Reproduce all of the data that follows, character for character.

[Entries from a dataset]
-------
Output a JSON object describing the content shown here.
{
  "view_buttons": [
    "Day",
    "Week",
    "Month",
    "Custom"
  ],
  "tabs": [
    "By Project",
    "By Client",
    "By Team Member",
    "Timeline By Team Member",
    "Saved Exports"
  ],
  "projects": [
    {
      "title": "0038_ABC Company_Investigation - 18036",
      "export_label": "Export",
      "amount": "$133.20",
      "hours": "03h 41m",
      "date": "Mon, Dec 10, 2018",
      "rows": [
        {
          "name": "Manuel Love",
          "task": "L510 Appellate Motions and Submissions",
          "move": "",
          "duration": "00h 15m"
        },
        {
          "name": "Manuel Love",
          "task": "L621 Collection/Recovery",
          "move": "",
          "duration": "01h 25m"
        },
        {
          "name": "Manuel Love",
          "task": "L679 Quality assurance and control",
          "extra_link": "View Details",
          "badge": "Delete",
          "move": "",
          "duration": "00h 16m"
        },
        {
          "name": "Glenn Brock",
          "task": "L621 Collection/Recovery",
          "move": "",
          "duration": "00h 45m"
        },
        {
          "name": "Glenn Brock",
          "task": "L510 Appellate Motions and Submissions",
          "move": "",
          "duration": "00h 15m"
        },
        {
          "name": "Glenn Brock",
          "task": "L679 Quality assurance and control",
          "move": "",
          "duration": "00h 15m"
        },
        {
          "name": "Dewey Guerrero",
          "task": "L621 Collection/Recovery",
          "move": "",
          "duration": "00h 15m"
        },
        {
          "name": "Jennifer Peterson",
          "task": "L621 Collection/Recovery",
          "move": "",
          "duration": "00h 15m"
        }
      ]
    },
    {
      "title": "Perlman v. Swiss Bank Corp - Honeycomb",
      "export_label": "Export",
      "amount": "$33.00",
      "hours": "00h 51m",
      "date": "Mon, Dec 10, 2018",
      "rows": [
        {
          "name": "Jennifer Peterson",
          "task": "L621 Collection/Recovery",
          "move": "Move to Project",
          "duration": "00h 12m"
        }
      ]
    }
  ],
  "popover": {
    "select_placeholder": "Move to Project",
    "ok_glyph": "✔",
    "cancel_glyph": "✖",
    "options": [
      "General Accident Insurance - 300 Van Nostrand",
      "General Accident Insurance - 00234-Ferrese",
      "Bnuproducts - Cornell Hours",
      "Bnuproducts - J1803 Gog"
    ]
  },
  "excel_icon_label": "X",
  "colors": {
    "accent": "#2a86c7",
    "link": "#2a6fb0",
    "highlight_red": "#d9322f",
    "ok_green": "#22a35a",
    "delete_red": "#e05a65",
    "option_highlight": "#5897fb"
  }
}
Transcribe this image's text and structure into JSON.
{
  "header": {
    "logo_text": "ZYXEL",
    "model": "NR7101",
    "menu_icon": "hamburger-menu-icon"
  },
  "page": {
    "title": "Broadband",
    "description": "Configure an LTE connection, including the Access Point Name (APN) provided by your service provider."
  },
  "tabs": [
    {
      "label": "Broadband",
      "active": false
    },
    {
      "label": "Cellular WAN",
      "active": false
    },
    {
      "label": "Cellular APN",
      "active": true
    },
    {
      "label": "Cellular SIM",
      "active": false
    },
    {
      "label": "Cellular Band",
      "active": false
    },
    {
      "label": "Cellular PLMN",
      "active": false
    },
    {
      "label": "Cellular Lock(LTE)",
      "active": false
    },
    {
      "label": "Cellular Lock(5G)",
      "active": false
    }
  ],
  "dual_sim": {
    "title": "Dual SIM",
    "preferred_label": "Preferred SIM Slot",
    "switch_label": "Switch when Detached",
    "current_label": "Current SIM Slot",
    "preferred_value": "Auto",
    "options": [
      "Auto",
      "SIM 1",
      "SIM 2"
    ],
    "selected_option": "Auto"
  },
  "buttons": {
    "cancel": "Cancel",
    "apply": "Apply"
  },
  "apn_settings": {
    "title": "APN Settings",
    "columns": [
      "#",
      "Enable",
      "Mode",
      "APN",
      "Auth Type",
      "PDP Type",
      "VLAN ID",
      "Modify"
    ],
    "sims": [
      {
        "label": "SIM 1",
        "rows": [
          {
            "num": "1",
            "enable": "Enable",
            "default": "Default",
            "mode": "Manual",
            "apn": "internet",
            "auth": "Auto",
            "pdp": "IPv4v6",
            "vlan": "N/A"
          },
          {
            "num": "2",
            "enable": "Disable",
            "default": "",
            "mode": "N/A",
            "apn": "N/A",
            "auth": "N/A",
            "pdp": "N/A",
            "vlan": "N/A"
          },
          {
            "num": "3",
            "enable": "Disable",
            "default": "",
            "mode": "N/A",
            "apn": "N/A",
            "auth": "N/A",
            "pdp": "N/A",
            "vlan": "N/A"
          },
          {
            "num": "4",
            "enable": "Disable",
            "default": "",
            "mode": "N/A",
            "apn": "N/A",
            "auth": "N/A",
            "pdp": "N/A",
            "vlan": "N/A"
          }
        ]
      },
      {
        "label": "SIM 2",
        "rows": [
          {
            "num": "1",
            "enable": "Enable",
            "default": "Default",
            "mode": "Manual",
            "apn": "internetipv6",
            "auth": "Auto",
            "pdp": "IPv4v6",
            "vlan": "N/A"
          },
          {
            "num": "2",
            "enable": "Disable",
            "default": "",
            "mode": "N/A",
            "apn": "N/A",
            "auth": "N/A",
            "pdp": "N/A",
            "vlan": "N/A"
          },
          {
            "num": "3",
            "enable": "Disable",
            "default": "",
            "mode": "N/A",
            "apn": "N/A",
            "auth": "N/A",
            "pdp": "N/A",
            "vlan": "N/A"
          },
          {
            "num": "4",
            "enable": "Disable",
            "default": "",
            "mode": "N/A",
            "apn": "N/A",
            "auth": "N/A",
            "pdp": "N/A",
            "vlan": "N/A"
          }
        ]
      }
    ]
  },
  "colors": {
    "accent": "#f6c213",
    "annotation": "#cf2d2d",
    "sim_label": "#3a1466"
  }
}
-------
| Expected answer |
Output a JSON object describing the content shown here.
{
  "view_buttons": [
    "Day",
    "Week",
    "Month",
    "Custom"
  ],
  "tabs": [
    "By Project",
    "By Client",
    "By Team Member",
    "Timeline By Team Member",
    "Saved Exports"
  ],
  "projects": [
    {
      "title": "0038_ABC Company_Investigation - 18036",
      "export_label": "Export",
      "amount": "$133.20",
      "hours": "03h 41m",
      "date": "Mon, Dec 10, 2018",
      "rows": [
        {
          "name": "Manuel Love",
          "task": "L510 Appellate Motions and Submissions",
          "move": "",
          "duration": "00h 15m"
        },
        {
          "name": "Manuel Love",
          "task": "L621 Collection/Recovery",
          "move": "",
          "duration": "01h 25m"
        },
        {
          "name": "Manuel Love",
          "task": "L679 Quality assurance and control",
          "extra_link": "View Details",
          "badge": "Delete",
          "move": "",
          "duration": "00h 16m"
        },
        {
          "name": "Glenn Brock",
          "task": "L621 Collection/Recovery",
          "move": "",
          "duration": "00h 45m"
        },
        {
          "name": "Glenn Brock",
          "task": "L510 Appellate Motions and Submissions",
          "move": "",
          "duration": "00h 15m"
        },
        {
          "name": "Glenn Brock",
          "task": "L679 Quality assurance and control",
          "move": "",
          "duration": "00h 15m"
        },
        {
          "name": "Dewey Guerrero",
          "task": "L621 Collection/Recovery",
          "move": "",
          "duration": "00h 15m"
        },
        {
          "name": "Jennifer Peterson",
          "task": "L621 Collection/Recovery",
          "move": "",
          "duration": "00h 15m"
        }
      ]
    },
    {
      "title": "Perlman v. Swiss Bank Corp - Honeycomb",
      "export_label": "Export",
      "amount": "$33.00",
      "hours": "00h 51m",
      "date": "Mon, Dec 10, 2018",
      "rows": [
        {
          "name": "Jennifer Peterson",
          "task": "L621 Collection/Recovery",
          "move": "Move to Project",
          "duration": "00h 12m"
        }
      ]
    }
  ],
  "popover": {
    "select_placeholder": "Move to Project",
    "ok_glyph": "✔",
    "cancel_glyph": "✖",
    "options": [
      "General Accident Insurance - 300 Van Nostrand",
      "General Accident Insurance - 00234-Ferrese",
      "Bnuproducts - Cornell Hours",
      "Bnuproducts - J1803 Gog"
    ]
  },
  "excel_icon_label": "X",
  "colors": {
    "accent": "#2a86c7",
    "link": "#2a6fb0",
    "highlight_red": "#d9322f",
    "ok_green": "#22a35a",
    "delete_red": "#e05a65",
    "option_highlight": "#5897fb"
  }
}
Transcribe this image's text and structure into JSON.
{
  "header": {
    "logo_text": "ZYXEL",
    "model": "NR7101",
    "menu_icon": "hamburger-menu-icon"
  },
  "page": {
    "title": "Broadband",
    "description": "Configure an LTE connection, including the Access Point Name (APN) provided by your service provider."
  },
  "tabs": [
    {
      "label": "Broadband",
      "active": false
    },
    {
      "label": "Cellular WAN",
      "active": false
    },
    {
      "label": "Cellular APN",
      "active": true
    },
    {
      "label": "Cellular SIM",
      "active": false
    },
    {
      "label": "Cellular Band",
      "active": false
    },
    {
      "label": "Cellular PLMN",
      "active": false
    },
    {
      "label": "Cellular Lock(LTE)",
      "active": false
    },
    {
      "label": "Cellular Lock(5G)",
      "active": false
    }
  ],
  "dual_sim": {
    "title": "Dual SIM",
    "preferred_label": "Preferred SIM Slot",
    "switch_label": "Switch when Detached",
    "current_label": "Current SIM Slot",
    "preferred_value": "Auto",
    "options": [
      "Auto",
      "SIM 1",
      "SIM 2"
    ],
    "selected_option": "Auto"
  },
  "buttons": {
    "cancel": "Cancel",
    "apply": "Apply"
  },
  "apn_settings": {
    "title": "APN Settings",
    "columns": [
      "#",
      "Enable",
      "Mode",
      "APN",
      "Auth Type",
      "PDP Type",
      "VLAN ID",
      "Modify"
    ],
    "sims": [
      {
        "label": "SIM 1",
        "rows": [
          {
            "num": "1",
            "enable": "Enable",
            "default": "Default",
            "mode": "Manual",
            "apn": "internet",
            "auth": "Auto",
            "pdp": "IPv4v6",
            "vlan": "N/A"
          },
          {
            "num": "2",
            "enable": "Disable",
            "default": "",
            "mode": "N/A",
            "apn": "N/A",
            "auth": "N/A",
            "pdp": "N/A",
            "vlan": "N/A"
          },
          {
            "num": "3",
            "enable": "Disable",
            "default": "",
            "mode": "N/A",
            "apn": "N/A",
            "auth": "N/A",
            "pdp": "N/A",
            "vlan": "N/A"
          },
          {
            "num": "4",
            "enable": "Disable",
            "default": "",
            "mode": "N/A",
            "apn": "N/A",
            "auth": "N/A",
            "pdp": "N/A",
            "vlan": "N/A"
          }
        ]
      },
      {
        "label": "SIM 2",
        "rows": [
          {
            "num": "1",
            "enable": "Enable",
            "default": "Default",
            "mode": "Manual",
            "apn": "internetipv6",
            "auth": "Auto",
            "pdp": "IPv4v6",
            "vlan": "N/A"
          },
          {
            "num": "2",
            "enable": "Disable",
            "default": "",
            "mode": "N/A",
            "apn": "N/A",
            "auth": "N/A",
            "pdp": "N/A",
            "vlan": "N/A"
          },
          {
            "num": "3",
            "enable": "Disable",
            "default": "",
            "mode": "N/A",
            "apn": "N/A",
            "auth": "N/A",
            "pdp": "N/A",
            "vlan": "N/A"
          },
          {
            "num": "4",
            "enable": "Disable",
            "default": "",
            "mode": "N/A",
            "apn": "N/A",
            "auth": "N/A",
            "pdp": "N/A",
            "vlan": "N/A"
          }
        ]
      }
    ]
  },
  "colors": {
    "accent": "#f6c213",
    "annotation": "#cf2d2d",
    "sim_label": "#3a1466"
  }
}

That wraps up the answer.